Written exercise
Repeat the records verbatim and leave the pictures out of your copy.

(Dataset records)
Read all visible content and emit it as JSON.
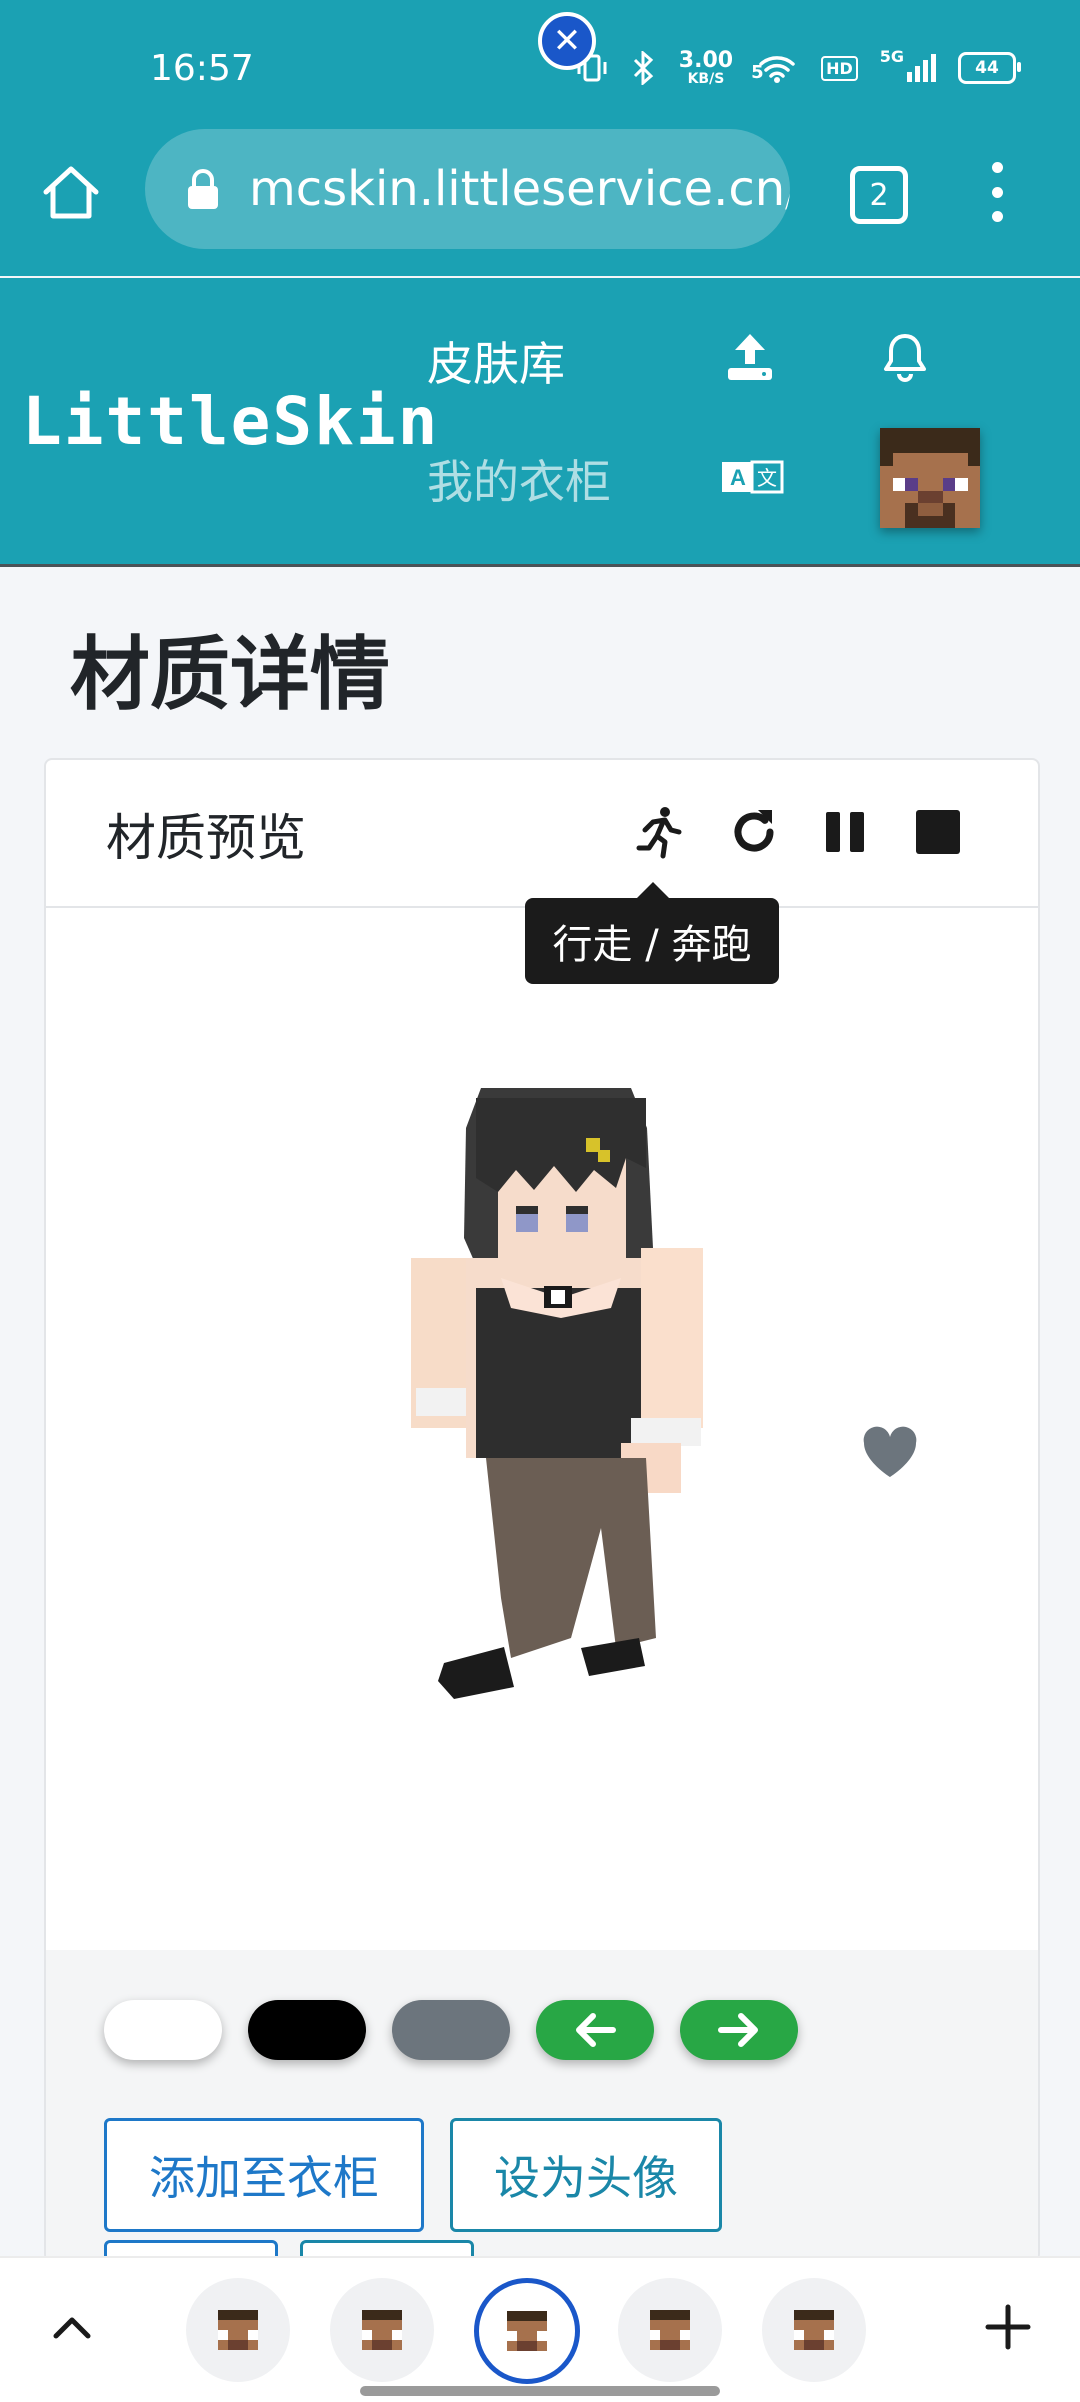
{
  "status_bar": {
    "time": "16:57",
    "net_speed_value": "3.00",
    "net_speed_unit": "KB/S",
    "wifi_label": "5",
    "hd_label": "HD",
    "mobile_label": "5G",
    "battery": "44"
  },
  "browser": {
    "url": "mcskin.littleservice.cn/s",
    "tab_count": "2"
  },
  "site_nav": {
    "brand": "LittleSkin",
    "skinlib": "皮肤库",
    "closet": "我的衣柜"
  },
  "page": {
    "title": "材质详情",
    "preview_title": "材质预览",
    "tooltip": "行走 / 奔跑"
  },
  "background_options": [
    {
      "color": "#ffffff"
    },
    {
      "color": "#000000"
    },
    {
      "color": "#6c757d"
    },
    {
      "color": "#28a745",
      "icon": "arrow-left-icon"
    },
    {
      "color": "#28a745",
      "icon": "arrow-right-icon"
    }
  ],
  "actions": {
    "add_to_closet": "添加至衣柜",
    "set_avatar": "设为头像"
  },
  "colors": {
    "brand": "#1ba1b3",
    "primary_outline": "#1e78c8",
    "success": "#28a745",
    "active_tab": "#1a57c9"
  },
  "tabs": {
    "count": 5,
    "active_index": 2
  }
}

Task output
Read all visible content and emit it as JSON.
{
  "status_bar": {
    "time": "16:57",
    "net_speed_value": "3.00",
    "net_speed_unit": "KB/S",
    "wifi_label": "5",
    "hd_label": "HD",
    "mobile_label": "5G",
    "battery": "44"
  },
  "browser": {
    "url": "mcskin.littleservice.cn/s",
    "tab_count": "2"
  },
  "site_nav": {
    "brand": "LittleSkin",
    "skinlib": "皮肤库",
    "closet": "我的衣柜"
  },
  "page": {
    "title": "材质详情",
    "preview_title": "材质预览",
    "tooltip": "行走 / 奔跑"
  },
  "background_options": [
    {
      "color": "#ffffff"
    },
    {
      "color": "#000000"
    },
    {
      "color": "#6c757d"
    },
    {
      "color": "#28a745",
      "icon": "arrow-left-icon"
    },
    {
      "color": "#28a745",
      "icon": "arrow-right-icon"
    }
  ],
  "actions": {
    "add_to_closet": "添加至衣柜",
    "set_avatar": "设为头像"
  },
  "colors": {
    "brand": "#1ba1b3",
    "primary_outline": "#1e78c8",
    "success": "#28a745",
    "active_tab": "#1a57c9"
  },
  "tabs": {
    "count": 5,
    "active_index": 2
  }
}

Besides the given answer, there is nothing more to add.